→ **Selection**:

━━━

Intersection number

This article is about algebraic geometry. For the concept in graph theory, see Intersection number (graph theory).

In mathematics, and especially in algebraic geometry, the intersection number generalizes the intuitive notion of counting the number of times two curves intersect to higher dimensions, multiple (more than 2) curves, and accounting properly for tangency. One needs a definition of intersection number in order to state results like Bézout's theorem.

The intersection number is obvious in certain cases, such as the intersection of x- and y-axes which should be one. The complexity enters when calculating intersections at points of tangency and intersections along positive dimensional sets. For example if a plane is tangent to a surface along a line, the intersection number along the line should be at least two. These questions are discussed systematically in intersection theory.

━━━

→ **Problems to work on**:
**A.** Reproduce the passage of the intersection number article starting at "In mathematics, and" and ending at "in intersection theory.".
**B.** According to the intersection number article, what theorem cannot be stated without a definition of intersection number?
**C.** Write the next part of the intersection number article, following on from its final sentence.

→ **Data**:
━━━

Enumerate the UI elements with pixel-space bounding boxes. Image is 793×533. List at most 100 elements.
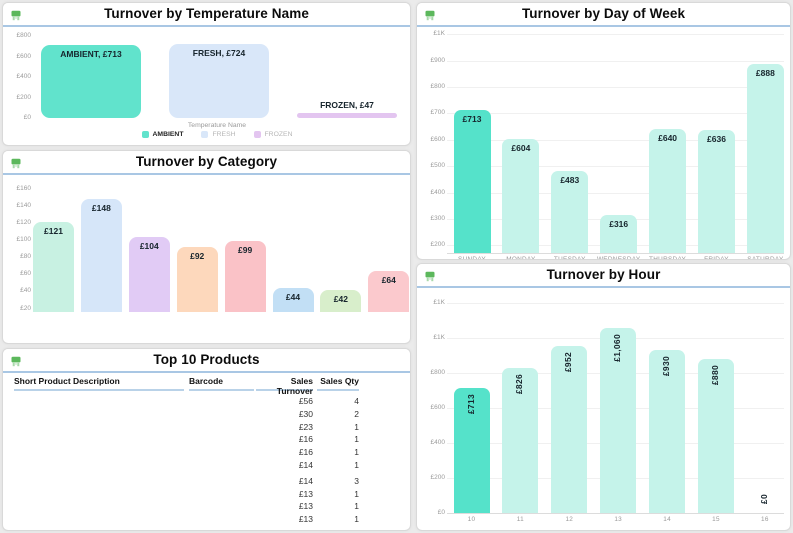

━━━

→ **Answers for the tasks**:
**A.**
In mathematics, and especially in algebraic geometry, the intersection number generalizes the intuitive notion of counting the number of times two curves intersect to higher dimensions, multiple (more than 2) curves, and accounting properly for tangency. One needs a definition of intersection number in order to state results like Bézout's theorem.

The intersection number is obvious in certain cases, such as the intersection of x- and y-axes which should be one. The complexity enters when calculating intersections at points of tangency and intersections along positive dimensional sets. For example if a plane is tangent to a surface along a line, the intersection number along the line should be at least two. These questions are discussed systematically in intersection theory.

**B.** Bézout's theorem.

**C.**
Definition for Riemann surfaces

Let X be a Riemann surface. Then the intersection number of two closed curves on X has a simple definition in terms of an integral. For every closed curve c on X (i.e., smooth function c : S^1 \to X), we can associate a differential form \eta_c with the pleasant property that integrals along c can be calculated by integrals over X:

\int_c \alpha = -\int \int_X \alpha \wedge \eta_c = (\alpha, *\eta_c), for every closed (1-)differential \alpha on X,

where \wedge is the wedge product of differentials, and * is the hodge star. Then the intersection number of two closed curves, a and b, on X is defined as

a \cdot b := \int \int_X \eta_a \wedge \eta_b = (\eta_a, -*\eta_b) = -\int_b \eta_a.

The \eta_c have an intuitive definition as follows. They are a sort of dirac delta along the curve c, accomplished by taking the differential of a unit step function that drops from 1 to 0 across c. More formally, we begin by defining for a simple closed curve c on X, a function fc by letting \Omega be a small strip around c in the shape of an annulus. Name the left and right parts of \Omega \setminus c as \Omega^{+} and \Omega^{-}. Then take a smaller sub-strip around c, \Omega_0, with left and right parts \Omega_0^{-} and \Omega_0^{+}. Then define fc by

f_c(x) = \begin{cases} 1, & x \in \Omega_0^{-} \\ 0, & x \in X \setminus \Omega^{-} \\ \mbox{smooth interpolation}, & x \in \Omega^{-} \setminus \Omega_0^{-} \end{cases}.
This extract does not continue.